## GIVEN TASK
Count lines, not occurrences: give the number of lines holding the word "this", and nothing besides.

— Start PROVIDED INFORMATION —

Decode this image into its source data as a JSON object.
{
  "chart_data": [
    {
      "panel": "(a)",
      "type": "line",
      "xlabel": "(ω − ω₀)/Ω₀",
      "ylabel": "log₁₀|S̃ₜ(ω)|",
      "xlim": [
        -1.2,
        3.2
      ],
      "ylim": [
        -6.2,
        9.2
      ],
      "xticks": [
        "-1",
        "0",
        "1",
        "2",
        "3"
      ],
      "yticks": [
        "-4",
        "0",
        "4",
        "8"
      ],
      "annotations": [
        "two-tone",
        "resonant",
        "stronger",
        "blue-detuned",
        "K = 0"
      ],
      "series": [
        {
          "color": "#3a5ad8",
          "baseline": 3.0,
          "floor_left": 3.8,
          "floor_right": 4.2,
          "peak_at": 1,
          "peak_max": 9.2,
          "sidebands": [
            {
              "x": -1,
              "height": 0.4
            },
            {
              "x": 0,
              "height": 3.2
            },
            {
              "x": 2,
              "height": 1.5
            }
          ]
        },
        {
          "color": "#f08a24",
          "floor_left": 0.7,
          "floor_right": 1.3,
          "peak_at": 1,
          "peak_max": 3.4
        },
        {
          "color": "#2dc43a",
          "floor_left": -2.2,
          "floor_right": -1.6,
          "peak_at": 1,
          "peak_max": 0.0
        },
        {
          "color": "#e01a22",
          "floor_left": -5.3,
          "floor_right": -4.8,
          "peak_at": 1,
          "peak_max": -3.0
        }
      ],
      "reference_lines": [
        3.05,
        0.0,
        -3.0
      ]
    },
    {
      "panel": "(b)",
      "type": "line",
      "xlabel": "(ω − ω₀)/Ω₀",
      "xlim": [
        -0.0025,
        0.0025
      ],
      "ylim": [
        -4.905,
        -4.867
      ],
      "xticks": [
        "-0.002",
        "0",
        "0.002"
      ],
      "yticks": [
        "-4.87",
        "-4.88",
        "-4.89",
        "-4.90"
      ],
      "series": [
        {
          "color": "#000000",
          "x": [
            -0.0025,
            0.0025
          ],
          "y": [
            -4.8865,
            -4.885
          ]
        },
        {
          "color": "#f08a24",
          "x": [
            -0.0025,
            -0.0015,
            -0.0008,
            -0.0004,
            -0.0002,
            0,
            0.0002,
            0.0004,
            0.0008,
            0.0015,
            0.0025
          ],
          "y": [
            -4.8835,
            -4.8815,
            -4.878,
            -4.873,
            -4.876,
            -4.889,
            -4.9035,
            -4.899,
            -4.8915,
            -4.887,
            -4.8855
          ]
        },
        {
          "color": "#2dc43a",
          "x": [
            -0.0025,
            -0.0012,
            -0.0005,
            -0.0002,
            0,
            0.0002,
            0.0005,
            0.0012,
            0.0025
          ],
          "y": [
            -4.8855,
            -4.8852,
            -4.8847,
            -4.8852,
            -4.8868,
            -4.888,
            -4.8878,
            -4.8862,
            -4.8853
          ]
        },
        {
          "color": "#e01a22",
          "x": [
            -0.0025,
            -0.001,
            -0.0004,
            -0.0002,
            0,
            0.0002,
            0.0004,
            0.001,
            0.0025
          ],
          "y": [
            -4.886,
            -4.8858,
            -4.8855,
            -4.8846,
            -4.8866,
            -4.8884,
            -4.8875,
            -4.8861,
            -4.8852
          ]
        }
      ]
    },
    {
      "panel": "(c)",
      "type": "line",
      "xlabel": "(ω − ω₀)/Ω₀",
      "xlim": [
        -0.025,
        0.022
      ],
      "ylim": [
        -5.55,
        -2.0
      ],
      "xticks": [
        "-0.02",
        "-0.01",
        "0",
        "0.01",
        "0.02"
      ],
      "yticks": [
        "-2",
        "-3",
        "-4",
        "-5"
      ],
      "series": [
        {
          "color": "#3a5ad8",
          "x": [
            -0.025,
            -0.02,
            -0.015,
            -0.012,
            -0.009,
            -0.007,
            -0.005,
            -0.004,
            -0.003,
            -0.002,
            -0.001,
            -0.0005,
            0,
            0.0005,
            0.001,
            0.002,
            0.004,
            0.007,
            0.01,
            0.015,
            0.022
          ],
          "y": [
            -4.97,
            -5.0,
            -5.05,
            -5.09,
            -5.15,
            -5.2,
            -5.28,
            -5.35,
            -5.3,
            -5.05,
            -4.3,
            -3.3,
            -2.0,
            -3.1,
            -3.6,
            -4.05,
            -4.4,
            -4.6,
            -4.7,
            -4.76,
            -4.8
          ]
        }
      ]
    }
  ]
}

— End PROVIDED INFORMATION —
— Start PROVIDED INFORMATION —

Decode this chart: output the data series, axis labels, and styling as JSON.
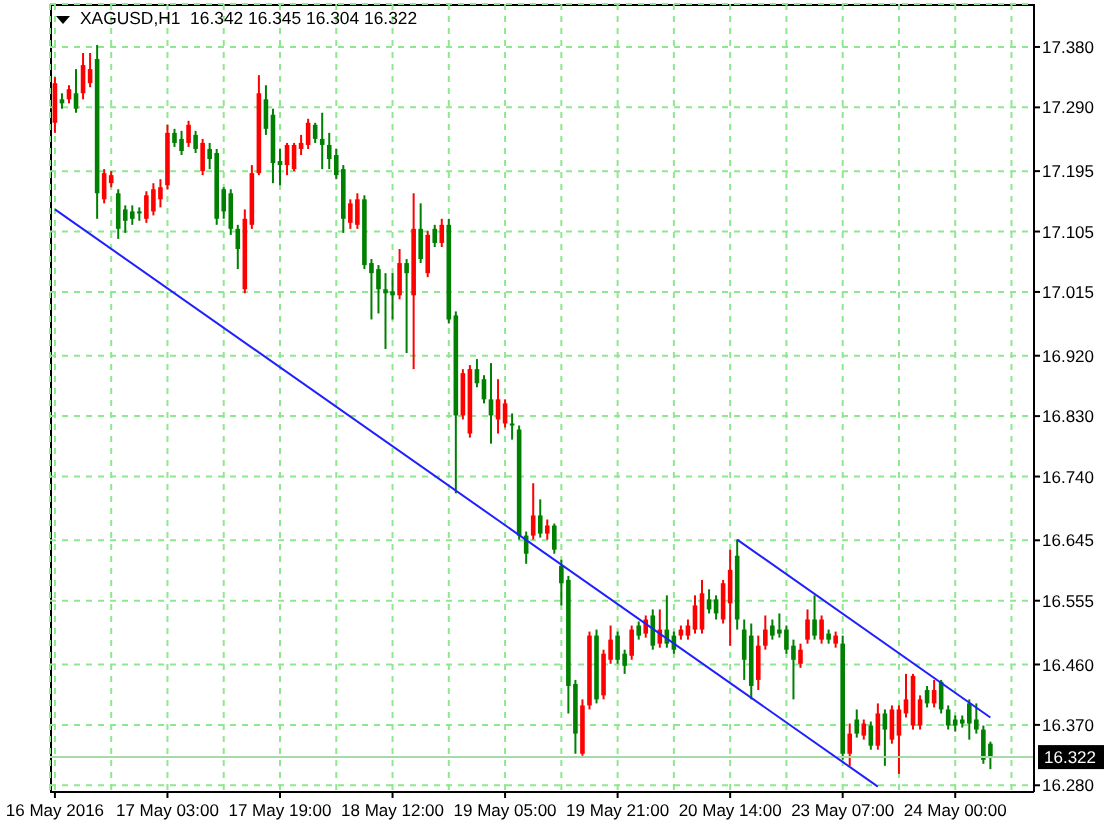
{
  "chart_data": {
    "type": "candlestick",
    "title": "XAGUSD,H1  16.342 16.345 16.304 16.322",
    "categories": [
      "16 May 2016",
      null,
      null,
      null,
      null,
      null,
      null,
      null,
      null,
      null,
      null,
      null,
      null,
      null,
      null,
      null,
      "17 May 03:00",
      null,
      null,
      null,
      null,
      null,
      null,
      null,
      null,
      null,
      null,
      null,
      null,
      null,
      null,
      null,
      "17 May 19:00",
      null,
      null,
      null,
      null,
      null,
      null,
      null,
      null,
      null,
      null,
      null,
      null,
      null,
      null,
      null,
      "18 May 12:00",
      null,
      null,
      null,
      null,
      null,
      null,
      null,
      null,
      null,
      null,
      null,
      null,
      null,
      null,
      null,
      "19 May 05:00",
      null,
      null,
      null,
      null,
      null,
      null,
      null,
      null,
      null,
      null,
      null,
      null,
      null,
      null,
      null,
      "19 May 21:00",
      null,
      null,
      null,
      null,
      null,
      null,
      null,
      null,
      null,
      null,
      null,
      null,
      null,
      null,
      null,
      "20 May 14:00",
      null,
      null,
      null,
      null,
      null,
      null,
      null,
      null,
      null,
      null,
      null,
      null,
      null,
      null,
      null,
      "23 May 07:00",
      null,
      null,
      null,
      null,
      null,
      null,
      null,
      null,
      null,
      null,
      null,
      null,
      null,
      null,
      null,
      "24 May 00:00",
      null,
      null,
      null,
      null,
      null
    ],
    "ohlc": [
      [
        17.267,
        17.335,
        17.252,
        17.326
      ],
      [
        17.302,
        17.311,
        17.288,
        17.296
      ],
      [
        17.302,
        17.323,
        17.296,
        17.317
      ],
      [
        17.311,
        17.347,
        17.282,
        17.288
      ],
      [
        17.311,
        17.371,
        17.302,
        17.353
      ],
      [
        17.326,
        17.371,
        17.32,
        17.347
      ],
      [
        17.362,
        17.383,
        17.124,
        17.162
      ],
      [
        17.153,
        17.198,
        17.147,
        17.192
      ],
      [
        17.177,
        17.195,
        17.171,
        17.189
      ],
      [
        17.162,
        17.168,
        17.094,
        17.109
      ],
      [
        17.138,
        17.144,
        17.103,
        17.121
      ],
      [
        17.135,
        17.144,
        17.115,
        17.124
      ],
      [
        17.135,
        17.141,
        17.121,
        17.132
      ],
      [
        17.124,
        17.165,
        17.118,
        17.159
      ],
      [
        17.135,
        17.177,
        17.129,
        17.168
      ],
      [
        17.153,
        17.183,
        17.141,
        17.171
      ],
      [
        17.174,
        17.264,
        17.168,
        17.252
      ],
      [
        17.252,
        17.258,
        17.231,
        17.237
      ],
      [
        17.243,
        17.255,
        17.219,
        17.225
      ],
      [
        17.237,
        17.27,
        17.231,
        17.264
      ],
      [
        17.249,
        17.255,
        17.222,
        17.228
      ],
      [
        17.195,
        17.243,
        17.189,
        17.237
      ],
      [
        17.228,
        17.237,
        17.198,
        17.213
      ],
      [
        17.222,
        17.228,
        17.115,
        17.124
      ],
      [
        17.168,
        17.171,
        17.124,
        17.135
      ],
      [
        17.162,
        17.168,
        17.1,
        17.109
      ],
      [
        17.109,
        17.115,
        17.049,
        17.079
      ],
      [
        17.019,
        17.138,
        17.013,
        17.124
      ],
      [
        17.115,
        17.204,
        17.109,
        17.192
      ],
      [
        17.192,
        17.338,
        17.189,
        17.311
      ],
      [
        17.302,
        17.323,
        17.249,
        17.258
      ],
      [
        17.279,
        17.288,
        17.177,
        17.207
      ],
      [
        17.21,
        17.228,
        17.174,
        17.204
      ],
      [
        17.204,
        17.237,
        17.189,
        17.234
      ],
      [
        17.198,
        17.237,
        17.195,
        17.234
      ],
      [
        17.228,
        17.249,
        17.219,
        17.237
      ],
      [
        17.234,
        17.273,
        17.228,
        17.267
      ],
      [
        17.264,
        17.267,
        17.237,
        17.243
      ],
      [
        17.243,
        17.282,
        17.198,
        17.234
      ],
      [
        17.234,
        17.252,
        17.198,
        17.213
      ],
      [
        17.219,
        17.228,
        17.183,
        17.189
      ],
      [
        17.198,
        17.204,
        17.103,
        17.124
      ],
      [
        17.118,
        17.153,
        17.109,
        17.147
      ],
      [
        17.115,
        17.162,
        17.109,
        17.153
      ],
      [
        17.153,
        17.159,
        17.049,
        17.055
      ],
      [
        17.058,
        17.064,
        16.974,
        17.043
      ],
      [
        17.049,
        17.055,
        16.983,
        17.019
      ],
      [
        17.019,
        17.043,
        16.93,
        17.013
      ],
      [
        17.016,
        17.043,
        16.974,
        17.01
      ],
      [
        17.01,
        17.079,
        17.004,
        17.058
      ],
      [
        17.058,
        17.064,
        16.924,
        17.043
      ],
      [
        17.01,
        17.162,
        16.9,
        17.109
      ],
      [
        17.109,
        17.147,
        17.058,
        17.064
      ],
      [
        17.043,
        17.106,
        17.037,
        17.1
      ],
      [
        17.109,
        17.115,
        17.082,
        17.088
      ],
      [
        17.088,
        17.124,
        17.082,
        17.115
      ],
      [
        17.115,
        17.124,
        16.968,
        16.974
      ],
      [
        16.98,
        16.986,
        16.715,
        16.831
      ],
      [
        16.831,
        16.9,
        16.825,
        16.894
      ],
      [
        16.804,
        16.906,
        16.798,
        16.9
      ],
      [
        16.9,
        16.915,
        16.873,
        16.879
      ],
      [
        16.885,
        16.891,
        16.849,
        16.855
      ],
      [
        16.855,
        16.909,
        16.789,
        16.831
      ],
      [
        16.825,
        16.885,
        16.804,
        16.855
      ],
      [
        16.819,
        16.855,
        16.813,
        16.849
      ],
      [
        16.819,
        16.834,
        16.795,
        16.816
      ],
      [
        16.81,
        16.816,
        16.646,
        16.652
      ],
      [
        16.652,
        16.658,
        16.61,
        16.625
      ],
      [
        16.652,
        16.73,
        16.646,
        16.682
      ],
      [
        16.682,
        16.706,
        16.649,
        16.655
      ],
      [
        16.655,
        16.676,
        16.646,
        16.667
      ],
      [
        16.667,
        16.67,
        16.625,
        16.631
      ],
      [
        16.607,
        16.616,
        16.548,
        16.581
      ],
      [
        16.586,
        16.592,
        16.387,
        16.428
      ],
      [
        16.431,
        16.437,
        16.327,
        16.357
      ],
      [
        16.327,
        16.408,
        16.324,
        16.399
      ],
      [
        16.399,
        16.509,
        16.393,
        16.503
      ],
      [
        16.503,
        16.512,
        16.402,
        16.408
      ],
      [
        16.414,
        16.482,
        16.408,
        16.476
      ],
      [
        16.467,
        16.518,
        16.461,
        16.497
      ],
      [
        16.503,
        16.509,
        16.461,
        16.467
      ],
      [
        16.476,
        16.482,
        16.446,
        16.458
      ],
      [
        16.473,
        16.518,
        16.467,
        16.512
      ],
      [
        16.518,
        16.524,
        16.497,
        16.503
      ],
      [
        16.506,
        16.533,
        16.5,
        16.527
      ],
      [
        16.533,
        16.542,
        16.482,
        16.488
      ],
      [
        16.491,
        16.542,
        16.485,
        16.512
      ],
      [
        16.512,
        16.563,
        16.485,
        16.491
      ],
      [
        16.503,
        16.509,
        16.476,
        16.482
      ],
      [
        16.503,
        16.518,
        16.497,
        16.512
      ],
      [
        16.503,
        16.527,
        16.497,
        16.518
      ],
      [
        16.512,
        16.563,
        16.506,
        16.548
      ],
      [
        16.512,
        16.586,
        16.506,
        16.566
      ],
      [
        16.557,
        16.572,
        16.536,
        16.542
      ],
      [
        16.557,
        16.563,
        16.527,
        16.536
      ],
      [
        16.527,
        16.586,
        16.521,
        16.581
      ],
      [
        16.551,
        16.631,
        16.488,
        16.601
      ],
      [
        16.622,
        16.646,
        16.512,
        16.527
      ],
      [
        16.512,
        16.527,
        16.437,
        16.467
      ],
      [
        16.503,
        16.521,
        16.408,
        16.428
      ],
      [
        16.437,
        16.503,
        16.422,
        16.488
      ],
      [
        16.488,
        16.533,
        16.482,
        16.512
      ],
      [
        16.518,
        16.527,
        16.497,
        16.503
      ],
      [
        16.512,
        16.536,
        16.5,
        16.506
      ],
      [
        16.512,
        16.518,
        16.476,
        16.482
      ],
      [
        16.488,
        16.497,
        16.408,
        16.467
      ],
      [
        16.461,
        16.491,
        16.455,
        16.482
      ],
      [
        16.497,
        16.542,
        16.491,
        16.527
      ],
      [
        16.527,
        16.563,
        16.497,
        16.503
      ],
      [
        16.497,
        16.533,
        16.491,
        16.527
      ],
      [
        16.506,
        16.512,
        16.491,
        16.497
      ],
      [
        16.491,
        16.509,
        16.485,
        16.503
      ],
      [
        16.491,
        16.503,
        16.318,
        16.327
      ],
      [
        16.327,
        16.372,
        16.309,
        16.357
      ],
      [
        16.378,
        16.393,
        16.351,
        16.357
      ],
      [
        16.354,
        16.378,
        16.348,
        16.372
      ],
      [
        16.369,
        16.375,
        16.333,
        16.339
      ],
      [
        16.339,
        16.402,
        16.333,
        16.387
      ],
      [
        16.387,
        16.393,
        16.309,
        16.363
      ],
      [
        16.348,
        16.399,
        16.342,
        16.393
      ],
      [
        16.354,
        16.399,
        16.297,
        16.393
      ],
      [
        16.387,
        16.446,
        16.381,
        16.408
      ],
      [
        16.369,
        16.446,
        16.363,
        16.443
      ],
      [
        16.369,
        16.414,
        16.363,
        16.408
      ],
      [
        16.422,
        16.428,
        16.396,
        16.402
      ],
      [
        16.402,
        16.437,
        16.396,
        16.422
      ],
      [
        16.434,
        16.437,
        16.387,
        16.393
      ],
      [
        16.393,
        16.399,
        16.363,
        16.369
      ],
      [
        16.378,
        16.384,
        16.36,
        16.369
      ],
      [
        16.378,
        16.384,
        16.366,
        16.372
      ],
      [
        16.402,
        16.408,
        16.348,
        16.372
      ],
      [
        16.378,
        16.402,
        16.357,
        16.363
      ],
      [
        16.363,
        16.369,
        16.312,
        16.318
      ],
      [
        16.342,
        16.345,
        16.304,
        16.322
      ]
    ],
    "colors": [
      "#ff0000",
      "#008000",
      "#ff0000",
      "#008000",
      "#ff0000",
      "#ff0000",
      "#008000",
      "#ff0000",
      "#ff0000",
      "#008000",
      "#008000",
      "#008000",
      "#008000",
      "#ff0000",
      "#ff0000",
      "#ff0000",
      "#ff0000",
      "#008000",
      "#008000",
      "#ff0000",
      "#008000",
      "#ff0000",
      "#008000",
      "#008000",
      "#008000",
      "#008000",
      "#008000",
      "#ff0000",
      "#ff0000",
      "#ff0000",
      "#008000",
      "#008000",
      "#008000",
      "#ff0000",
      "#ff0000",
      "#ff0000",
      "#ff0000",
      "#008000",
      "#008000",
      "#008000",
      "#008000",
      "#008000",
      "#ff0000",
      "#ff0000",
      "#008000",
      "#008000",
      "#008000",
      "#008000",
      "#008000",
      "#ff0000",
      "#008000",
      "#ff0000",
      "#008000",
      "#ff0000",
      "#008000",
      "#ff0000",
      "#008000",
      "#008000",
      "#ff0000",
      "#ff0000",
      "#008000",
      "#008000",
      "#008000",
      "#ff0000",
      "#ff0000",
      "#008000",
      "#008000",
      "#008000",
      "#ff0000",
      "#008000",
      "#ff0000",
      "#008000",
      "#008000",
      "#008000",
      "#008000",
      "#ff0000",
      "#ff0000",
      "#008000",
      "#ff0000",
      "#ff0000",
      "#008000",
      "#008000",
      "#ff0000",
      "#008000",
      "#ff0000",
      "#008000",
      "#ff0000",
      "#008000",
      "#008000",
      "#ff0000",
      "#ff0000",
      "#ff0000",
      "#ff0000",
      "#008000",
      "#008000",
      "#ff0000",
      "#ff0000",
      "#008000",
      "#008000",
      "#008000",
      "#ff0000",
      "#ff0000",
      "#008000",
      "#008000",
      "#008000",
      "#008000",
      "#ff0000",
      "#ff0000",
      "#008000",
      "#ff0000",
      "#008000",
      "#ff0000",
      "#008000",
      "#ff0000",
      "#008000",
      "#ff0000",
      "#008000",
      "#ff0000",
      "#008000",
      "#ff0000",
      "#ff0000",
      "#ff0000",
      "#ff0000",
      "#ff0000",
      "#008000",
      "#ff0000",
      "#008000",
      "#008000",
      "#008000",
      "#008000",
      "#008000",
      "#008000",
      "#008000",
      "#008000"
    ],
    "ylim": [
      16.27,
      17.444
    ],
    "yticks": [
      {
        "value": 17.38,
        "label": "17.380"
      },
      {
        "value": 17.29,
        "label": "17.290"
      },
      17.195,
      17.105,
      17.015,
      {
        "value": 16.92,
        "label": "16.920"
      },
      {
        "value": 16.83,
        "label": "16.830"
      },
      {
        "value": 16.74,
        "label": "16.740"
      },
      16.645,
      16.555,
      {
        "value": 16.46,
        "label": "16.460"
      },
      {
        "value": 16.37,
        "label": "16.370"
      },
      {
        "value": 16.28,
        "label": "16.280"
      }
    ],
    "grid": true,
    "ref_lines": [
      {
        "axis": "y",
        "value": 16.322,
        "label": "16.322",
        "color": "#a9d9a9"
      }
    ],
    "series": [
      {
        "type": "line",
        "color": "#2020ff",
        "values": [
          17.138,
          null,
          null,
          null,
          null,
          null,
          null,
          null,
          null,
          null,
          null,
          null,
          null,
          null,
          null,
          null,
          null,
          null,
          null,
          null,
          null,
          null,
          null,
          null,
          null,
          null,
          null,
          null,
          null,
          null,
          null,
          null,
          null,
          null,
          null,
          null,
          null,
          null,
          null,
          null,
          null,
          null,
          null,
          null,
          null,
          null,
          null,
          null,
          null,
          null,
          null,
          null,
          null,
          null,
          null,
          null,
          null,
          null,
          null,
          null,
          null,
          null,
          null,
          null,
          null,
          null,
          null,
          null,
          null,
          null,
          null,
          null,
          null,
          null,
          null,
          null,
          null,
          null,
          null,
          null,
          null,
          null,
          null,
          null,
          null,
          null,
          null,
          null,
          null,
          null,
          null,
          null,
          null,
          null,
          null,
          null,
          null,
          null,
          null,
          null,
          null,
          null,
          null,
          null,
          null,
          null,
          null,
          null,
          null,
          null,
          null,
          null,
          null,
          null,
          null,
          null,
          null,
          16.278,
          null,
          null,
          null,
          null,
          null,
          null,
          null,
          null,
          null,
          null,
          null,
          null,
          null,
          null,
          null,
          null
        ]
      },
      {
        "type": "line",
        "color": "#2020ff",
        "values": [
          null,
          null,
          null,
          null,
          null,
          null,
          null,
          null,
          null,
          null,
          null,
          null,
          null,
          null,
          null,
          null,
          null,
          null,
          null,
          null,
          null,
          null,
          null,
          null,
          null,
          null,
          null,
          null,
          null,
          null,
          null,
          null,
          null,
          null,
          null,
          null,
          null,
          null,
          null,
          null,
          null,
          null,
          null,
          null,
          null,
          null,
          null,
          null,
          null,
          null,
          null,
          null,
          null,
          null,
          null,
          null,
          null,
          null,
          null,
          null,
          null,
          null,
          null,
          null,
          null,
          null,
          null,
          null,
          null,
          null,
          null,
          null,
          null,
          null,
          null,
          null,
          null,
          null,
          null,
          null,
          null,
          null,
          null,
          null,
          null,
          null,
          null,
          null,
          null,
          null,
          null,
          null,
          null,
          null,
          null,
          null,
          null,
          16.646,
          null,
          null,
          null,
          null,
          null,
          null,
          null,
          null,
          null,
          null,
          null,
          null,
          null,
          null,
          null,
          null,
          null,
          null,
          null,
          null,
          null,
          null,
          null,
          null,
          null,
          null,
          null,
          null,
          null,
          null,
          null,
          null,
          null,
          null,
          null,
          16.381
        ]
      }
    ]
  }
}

— End PROVIDED INFORMATION —

## FULL ANSWER
2